Restate the records in their entirety, word for word.

(Dataset items)
····················

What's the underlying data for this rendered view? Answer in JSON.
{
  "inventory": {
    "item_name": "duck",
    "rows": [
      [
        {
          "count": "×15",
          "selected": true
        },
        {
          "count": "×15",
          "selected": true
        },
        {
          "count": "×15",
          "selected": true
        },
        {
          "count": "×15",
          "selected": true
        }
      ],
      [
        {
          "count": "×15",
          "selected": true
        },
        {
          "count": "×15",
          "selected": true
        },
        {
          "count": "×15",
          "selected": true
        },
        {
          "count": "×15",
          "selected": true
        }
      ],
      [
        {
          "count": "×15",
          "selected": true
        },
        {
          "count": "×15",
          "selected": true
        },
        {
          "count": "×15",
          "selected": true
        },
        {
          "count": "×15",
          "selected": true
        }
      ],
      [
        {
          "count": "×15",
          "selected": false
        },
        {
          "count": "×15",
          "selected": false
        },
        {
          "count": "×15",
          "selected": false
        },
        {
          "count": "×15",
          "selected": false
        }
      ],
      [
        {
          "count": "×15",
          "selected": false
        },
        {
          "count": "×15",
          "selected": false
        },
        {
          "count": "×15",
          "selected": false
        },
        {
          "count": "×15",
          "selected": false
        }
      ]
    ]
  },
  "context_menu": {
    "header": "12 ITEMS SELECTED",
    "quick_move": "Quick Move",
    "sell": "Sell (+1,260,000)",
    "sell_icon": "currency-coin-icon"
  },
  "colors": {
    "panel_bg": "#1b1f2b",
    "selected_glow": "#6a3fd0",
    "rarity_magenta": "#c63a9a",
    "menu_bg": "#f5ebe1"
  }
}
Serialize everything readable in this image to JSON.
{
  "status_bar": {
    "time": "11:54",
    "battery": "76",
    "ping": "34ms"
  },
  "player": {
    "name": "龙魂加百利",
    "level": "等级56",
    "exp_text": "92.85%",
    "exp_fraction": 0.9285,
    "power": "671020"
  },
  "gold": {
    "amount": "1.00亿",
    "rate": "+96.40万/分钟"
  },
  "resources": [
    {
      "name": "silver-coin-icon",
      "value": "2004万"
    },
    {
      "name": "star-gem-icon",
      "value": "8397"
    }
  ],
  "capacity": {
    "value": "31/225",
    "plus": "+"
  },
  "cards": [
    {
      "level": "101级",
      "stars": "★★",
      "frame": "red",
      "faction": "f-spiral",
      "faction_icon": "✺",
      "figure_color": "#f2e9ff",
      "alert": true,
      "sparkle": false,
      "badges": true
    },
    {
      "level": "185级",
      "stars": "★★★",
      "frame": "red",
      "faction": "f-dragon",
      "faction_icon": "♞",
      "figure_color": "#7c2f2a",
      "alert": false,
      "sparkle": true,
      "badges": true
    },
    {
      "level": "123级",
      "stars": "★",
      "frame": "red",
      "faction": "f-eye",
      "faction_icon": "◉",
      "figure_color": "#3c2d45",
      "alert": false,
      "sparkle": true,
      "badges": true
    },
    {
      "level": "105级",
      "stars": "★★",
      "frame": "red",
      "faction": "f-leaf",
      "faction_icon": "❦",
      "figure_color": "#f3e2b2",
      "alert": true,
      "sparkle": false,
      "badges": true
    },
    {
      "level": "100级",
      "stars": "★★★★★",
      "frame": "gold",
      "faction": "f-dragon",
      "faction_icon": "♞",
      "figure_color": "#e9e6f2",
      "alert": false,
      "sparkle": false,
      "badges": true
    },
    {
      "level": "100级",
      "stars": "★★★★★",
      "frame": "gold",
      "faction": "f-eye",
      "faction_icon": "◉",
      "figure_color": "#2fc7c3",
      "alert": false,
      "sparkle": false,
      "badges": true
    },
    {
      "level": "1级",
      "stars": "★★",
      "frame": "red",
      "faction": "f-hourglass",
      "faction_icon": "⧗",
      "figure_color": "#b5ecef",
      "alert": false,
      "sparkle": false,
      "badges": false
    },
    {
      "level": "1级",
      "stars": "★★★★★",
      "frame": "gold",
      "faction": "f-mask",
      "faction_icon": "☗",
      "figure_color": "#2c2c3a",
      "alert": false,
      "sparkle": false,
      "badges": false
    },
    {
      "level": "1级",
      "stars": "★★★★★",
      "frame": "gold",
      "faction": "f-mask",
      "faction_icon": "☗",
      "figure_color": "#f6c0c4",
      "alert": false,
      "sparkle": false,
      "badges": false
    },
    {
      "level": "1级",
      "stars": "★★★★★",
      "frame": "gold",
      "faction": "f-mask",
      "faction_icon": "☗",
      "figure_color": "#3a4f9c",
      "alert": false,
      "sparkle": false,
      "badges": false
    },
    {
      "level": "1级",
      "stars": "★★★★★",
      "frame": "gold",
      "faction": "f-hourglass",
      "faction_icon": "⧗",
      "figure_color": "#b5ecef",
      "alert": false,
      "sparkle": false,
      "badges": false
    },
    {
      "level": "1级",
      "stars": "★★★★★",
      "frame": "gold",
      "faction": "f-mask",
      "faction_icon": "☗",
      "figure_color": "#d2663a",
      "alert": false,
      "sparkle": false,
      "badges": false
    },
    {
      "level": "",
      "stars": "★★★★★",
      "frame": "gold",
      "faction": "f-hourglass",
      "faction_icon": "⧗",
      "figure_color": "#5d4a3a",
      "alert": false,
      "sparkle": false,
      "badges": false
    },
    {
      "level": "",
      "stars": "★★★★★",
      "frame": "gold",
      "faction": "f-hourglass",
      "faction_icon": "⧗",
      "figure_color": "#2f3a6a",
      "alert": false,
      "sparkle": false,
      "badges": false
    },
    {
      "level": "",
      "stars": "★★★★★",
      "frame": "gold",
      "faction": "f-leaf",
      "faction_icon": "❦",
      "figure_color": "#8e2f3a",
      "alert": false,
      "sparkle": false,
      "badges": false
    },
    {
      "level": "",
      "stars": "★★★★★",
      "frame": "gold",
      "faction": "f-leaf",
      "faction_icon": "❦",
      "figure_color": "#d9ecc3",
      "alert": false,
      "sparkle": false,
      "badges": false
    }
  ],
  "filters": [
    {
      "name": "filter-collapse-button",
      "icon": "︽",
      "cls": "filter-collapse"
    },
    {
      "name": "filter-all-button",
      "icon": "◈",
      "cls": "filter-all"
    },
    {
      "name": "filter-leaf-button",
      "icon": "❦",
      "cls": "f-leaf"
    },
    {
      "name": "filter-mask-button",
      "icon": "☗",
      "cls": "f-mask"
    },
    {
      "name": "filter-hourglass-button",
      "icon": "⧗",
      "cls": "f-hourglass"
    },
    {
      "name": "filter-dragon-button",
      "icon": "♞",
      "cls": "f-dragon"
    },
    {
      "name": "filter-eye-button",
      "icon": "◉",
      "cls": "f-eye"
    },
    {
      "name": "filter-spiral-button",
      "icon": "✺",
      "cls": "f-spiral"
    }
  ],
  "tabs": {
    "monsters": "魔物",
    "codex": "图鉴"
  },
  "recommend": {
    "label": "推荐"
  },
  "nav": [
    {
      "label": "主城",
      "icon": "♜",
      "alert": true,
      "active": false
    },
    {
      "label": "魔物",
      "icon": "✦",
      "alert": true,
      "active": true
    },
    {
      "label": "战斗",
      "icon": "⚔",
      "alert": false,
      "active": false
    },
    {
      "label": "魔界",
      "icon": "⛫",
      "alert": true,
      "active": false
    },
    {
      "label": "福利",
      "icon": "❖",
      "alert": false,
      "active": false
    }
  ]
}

····················

- _Result below_:
What's the underlying data for this rendered view? Answer in JSON.
{
  "inventory": {
    "item_name": "duck",
    "rows": [
      [
        {
          "count": "×15",
          "selected": true
        },
        {
          "count": "×15",
          "selected": true
        },
        {
          "count": "×15",
          "selected": true
        },
        {
          "count": "×15",
          "selected": true
        }
      ],
      [
        {
          "count": "×15",
          "selected": true
        },
        {
          "count": "×15",
          "selected": true
        },
        {
          "count": "×15",
          "selected": true
        },
        {
          "count": "×15",
          "selected": true
        }
      ],
      [
        {
          "count": "×15",
          "selected": true
        },
        {
          "count": "×15",
          "selected": true
        },
        {
          "count": "×15",
          "selected": true
        },
        {
          "count": "×15",
          "selected": true
        }
      ],
      [
        {
          "count": "×15",
          "selected": false
        },
        {
          "count": "×15",
          "selected": false
        },
        {
          "count": "×15",
          "selected": false
        },
        {
          "count": "×15",
          "selected": false
        }
      ],
      [
        {
          "count": "×15",
          "selected": false
        },
        {
          "count": "×15",
          "selected": false
        },
        {
          "count": "×15",
          "selected": false
        },
        {
          "count": "×15",
          "selected": false
        }
      ]
    ]
  },
  "context_menu": {
    "header": "12 ITEMS SELECTED",
    "quick_move": "Quick Move",
    "sell": "Sell (+1,260,000)",
    "sell_icon": "currency-coin-icon"
  },
  "colors": {
    "panel_bg": "#1b1f2b",
    "selected_glow": "#6a3fd0",
    "rarity_magenta": "#c63a9a",
    "menu_bg": "#f5ebe1"
  }
}
Serialize everything readable in this image to JSON.
{
  "status_bar": {
    "time": "11:54",
    "battery": "76",
    "ping": "34ms"
  },
  "player": {
    "name": "龙魂加百利",
    "level": "等级56",
    "exp_text": "92.85%",
    "exp_fraction": 0.9285,
    "power": "671020"
  },
  "gold": {
    "amount": "1.00亿",
    "rate": "+96.40万/分钟"
  },
  "resources": [
    {
      "name": "silver-coin-icon",
      "value": "2004万"
    },
    {
      "name": "star-gem-icon",
      "value": "8397"
    }
  ],
  "capacity": {
    "value": "31/225",
    "plus": "+"
  },
  "cards": [
    {
      "level": "101级",
      "stars": "★★",
      "frame": "red",
      "faction": "f-spiral",
      "faction_icon": "✺",
      "figure_color": "#f2e9ff",
      "alert": true,
      "sparkle": false,
      "badges": true
    },
    {
      "level": "185级",
      "stars": "★★★",
      "frame": "red",
      "faction": "f-dragon",
      "faction_icon": "♞",
      "figure_color": "#7c2f2a",
      "alert": false,
      "sparkle": true,
      "badges": true
    },
    {
      "level": "123级",
      "stars": "★",
      "frame": "red",
      "faction": "f-eye",
      "faction_icon": "◉",
      "figure_color": "#3c2d45",
      "alert": false,
      "sparkle": true,
      "badges": true
    },
    {
      "level": "105级",
      "stars": "★★",
      "frame": "red",
      "faction": "f-leaf",
      "faction_icon": "❦",
      "figure_color": "#f3e2b2",
      "alert": true,
      "sparkle": false,
      "badges": true
    },
    {
      "level": "100级",
      "stars": "★★★★★",
      "frame": "gold",
      "faction": "f-dragon",
      "faction_icon": "♞",
      "figure_color": "#e9e6f2",
      "alert": false,
      "sparkle": false,
      "badges": true
    },
    {
      "level": "100级",
      "stars": "★★★★★",
      "frame": "gold",
      "faction": "f-eye",
      "faction_icon": "◉",
      "figure_color": "#2fc7c3",
      "alert": false,
      "sparkle": false,
      "badges": true
    },
    {
      "level": "1级",
      "stars": "★★",
      "frame": "red",
      "faction": "f-hourglass",
      "faction_icon": "⧗",
      "figure_color": "#b5ecef",
      "alert": false,
      "sparkle": false,
      "badges": false
    },
    {
      "level": "1级",
      "stars": "★★★★★",
      "frame": "gold",
      "faction": "f-mask",
      "faction_icon": "☗",
      "figure_color": "#2c2c3a",
      "alert": false,
      "sparkle": false,
      "badges": false
    },
    {
      "level": "1级",
      "stars": "★★★★★",
      "frame": "gold",
      "faction": "f-mask",
      "faction_icon": "☗",
      "figure_color": "#f6c0c4",
      "alert": false,
      "sparkle": false,
      "badges": false
    },
    {
      "level": "1级",
      "stars": "★★★★★",
      "frame": "gold",
      "faction": "f-mask",
      "faction_icon": "☗",
      "figure_color": "#3a4f9c",
      "alert": false,
      "sparkle": false,
      "badges": false
    },
    {
      "level": "1级",
      "stars": "★★★★★",
      "frame": "gold",
      "faction": "f-hourglass",
      "faction_icon": "⧗",
      "figure_color": "#b5ecef",
      "alert": false,
      "sparkle": false,
      "badges": false
    },
    {
      "level": "1级",
      "stars": "★★★★★",
      "frame": "gold",
      "faction": "f-mask",
      "faction_icon": "☗",
      "figure_color": "#d2663a",
      "alert": false,
      "sparkle": false,
      "badges": false
    },
    {
      "level": "",
      "stars": "★★★★★",
      "frame": "gold",
      "faction": "f-hourglass",
      "faction_icon": "⧗",
      "figure_color": "#5d4a3a",
      "alert": false,
      "sparkle": false,
      "badges": false
    },
    {
      "level": "",
      "stars": "★★★★★",
      "frame": "gold",
      "faction": "f-hourglass",
      "faction_icon": "⧗",
      "figure_color": "#2f3a6a",
      "alert": false,
      "sparkle": false,
      "badges": false
    },
    {
      "level": "",
      "stars": "★★★★★",
      "frame": "gold",
      "faction": "f-leaf",
      "faction_icon": "❦",
      "figure_color": "#8e2f3a",
      "alert": false,
      "sparkle": false,
      "badges": false
    },
    {
      "level": "",
      "stars": "★★★★★",
      "frame": "gold",
      "faction": "f-leaf",
      "faction_icon": "❦",
      "figure_color": "#d9ecc3",
      "alert": false,
      "sparkle": false,
      "badges": false
    }
  ],
  "filters": [
    {
      "name": "filter-collapse-button",
      "icon": "︽",
      "cls": "filter-collapse"
    },
    {
      "name": "filter-all-button",
      "icon": "◈",
      "cls": "filter-all"
    },
    {
      "name": "filter-leaf-button",
      "icon": "❦",
      "cls": "f-leaf"
    },
    {
      "name": "filter-mask-button",
      "icon": "☗",
      "cls": "f-mask"
    },
    {
      "name": "filter-hourglass-button",
      "icon": "⧗",
      "cls": "f-hourglass"
    },
    {
      "name": "filter-dragon-button",
      "icon": "♞",
      "cls": "f-dragon"
    },
    {
      "name": "filter-eye-button",
      "icon": "◉",
      "cls": "f-eye"
    },
    {
      "name": "filter-spiral-button",
      "icon": "✺",
      "cls": "f-spiral"
    }
  ],
  "tabs": {
    "monsters": "魔物",
    "codex": "图鉴"
  },
  "recommend": {
    "label": "推荐"
  },
  "nav": [
    {
      "label": "主城",
      "icon": "♜",
      "alert": true,
      "active": false
    },
    {
      "label": "魔物",
      "icon": "✦",
      "alert": true,
      "active": true
    },
    {
      "label": "战斗",
      "icon": "⚔",
      "alert": false,
      "active": false
    },
    {
      "label": "魔界",
      "icon": "⛫",
      "alert": true,
      "active": false
    },
    {
      "label": "福利",
      "icon": "❖",
      "alert": false,
      "active": false
    }
  ]
}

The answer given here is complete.